- [DATASET CONTENT]
---+---
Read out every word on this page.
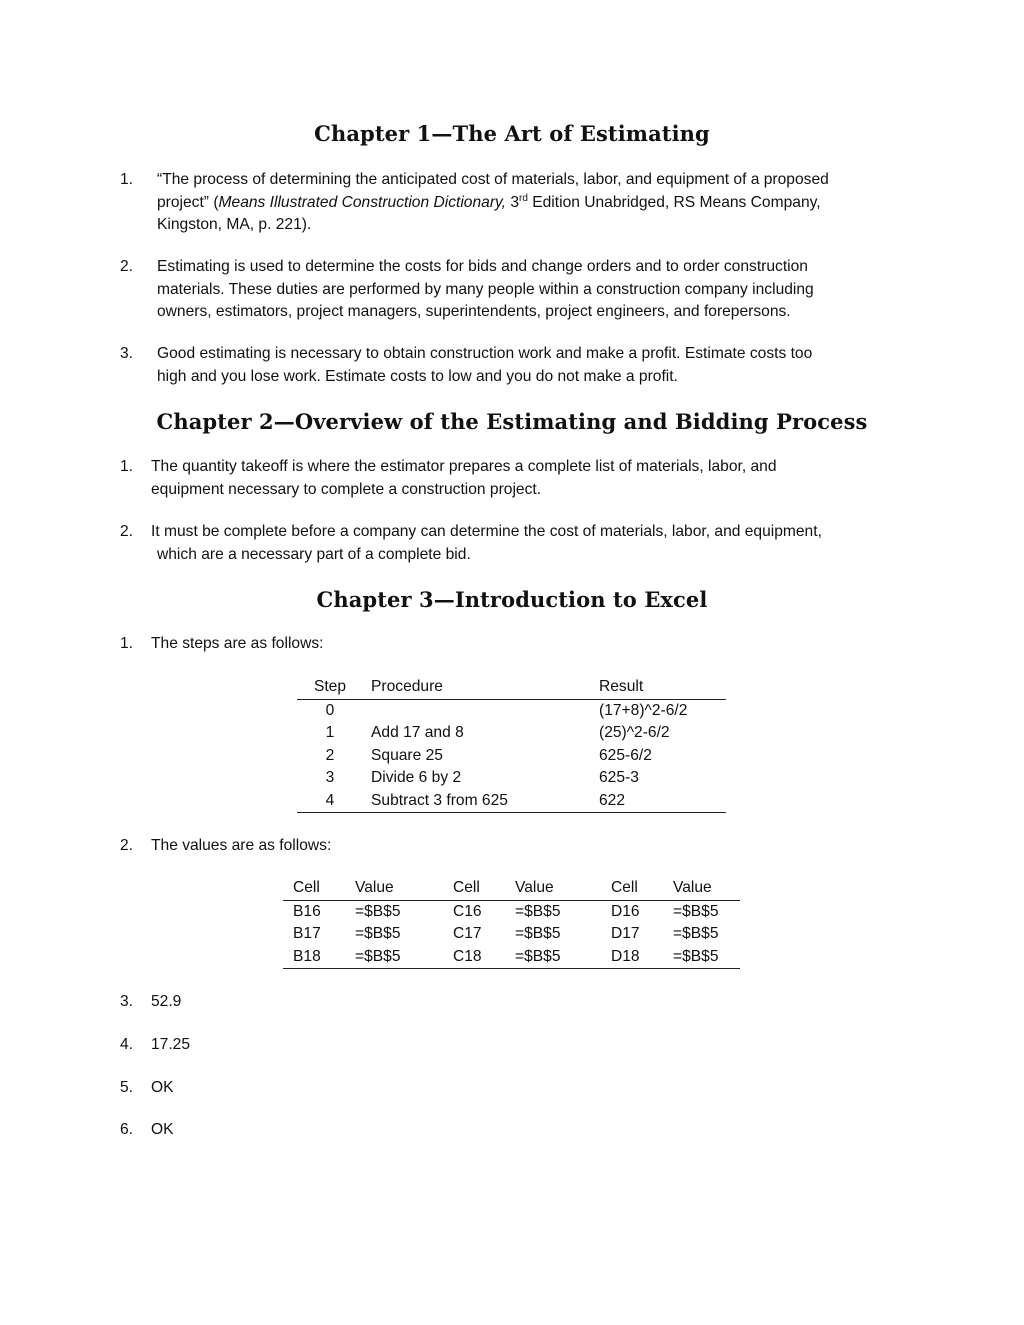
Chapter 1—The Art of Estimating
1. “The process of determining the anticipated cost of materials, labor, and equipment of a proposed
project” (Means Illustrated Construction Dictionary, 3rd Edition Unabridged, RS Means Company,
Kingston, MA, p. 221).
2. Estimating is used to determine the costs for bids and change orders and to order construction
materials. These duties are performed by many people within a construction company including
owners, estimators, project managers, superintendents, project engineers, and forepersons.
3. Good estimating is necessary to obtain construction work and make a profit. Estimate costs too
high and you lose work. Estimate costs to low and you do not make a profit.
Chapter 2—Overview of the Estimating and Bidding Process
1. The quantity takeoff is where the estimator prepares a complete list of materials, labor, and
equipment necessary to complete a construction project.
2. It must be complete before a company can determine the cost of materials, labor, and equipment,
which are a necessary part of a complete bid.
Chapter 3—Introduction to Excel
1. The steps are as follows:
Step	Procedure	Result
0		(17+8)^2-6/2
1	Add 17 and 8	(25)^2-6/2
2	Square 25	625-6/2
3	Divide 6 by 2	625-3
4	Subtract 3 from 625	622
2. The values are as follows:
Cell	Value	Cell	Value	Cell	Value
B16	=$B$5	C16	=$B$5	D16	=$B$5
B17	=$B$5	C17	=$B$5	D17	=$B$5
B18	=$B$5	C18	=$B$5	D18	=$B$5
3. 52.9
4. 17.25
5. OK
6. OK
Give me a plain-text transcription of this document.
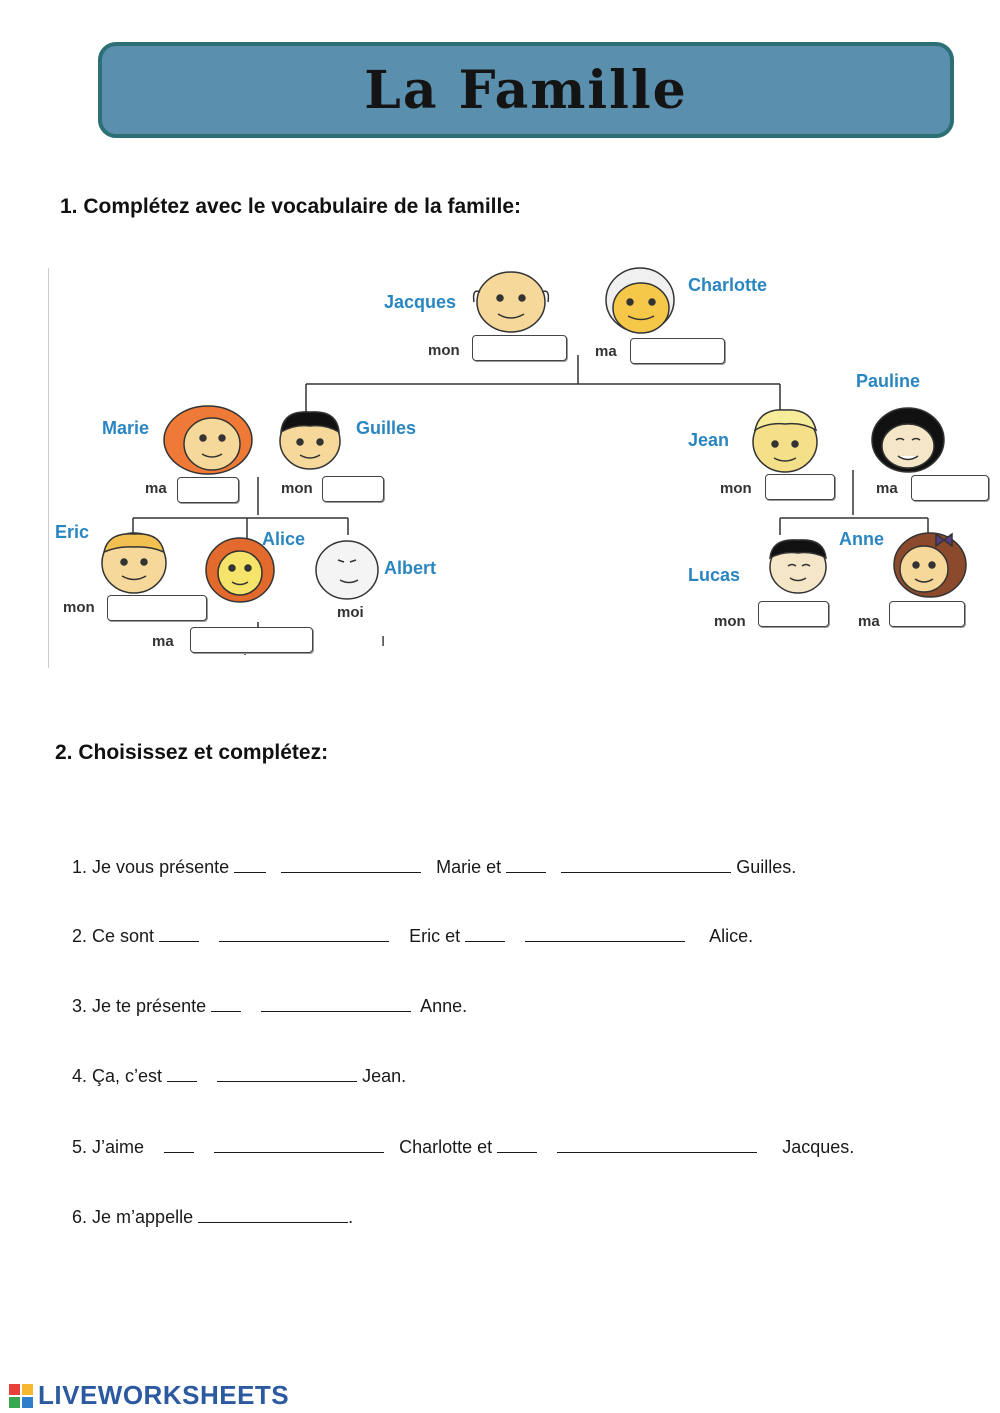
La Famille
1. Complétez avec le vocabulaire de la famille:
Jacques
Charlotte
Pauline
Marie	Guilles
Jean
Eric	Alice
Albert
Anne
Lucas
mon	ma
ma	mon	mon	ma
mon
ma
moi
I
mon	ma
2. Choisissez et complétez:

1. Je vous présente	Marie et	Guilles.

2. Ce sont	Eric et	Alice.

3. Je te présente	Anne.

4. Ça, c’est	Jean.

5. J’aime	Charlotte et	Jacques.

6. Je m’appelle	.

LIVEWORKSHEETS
---+---
- [STATED TASK] Using the data above, write out every line exactly, leaving the images behind.

- [REPLY]
Read out every word on this page.
Chapter 1—The Art of Estimating
1. “The process of determining the anticipated cost of materials, labor, and equipment of a proposed
project” (Means Illustrated Construction Dictionary, 3rd Edition Unabridged, RS Means Company,
Kingston, MA, p. 221).
2. Estimating is used to determine the costs for bids and change orders and to order construction
materials. These duties are performed by many people within a construction company including
owners, estimators, project managers, superintendents, project engineers, and forepersons.
3. Good estimating is necessary to obtain construction work and make a profit. Estimate costs too
high and you lose work. Estimate costs to low and you do not make a profit.
Chapter 2—Overview of the Estimating and Bidding Process
1. The quantity takeoff is where the estimator prepares a complete list of materials, labor, and
equipment necessary to complete a construction project.
2. It must be complete before a company can determine the cost of materials, labor, and equipment,
which are a necessary part of a complete bid.
Chapter 3—Introduction to Excel
1. The steps are as follows:
Step	Procedure	Result
0		(17+8)^2-6/2
1	Add 17 and 8	(25)^2-6/2
2	Square 25	625-6/2
3	Divide 6 by 2	625-3
4	Subtract 3 from 625	622
2. The values are as follows:
Cell	Value	Cell	Value	Cell	Value
B16	=$B$5	C16	=$B$5	D16	=$B$5
B17	=$B$5	C17	=$B$5	D17	=$B$5
B18	=$B$5	C18	=$B$5	D18	=$B$5
3. 52.9
4. 17.25
5. OK
6. OK
Give me a plain-text transcription of this document.
La Famille
1. Complétez avec le vocabulaire de la famille:
Jacques
Charlotte
Pauline
Marie	Guilles
Jean
Eric	Alice
Albert
Anne
Lucas
mon	ma
ma	mon	mon	ma
mon
ma
moi
I
mon	ma
2. Choisissez et complétez:

1. Je vous présente	Marie et	Guilles.

2. Ce sont	Eric et	Alice.

3. Je te présente	Anne.

4. Ça, c’est	Jean.

5. J’aime	Charlotte et	Jacques.

6. Je m’appelle	.

LIVEWORKSHEETS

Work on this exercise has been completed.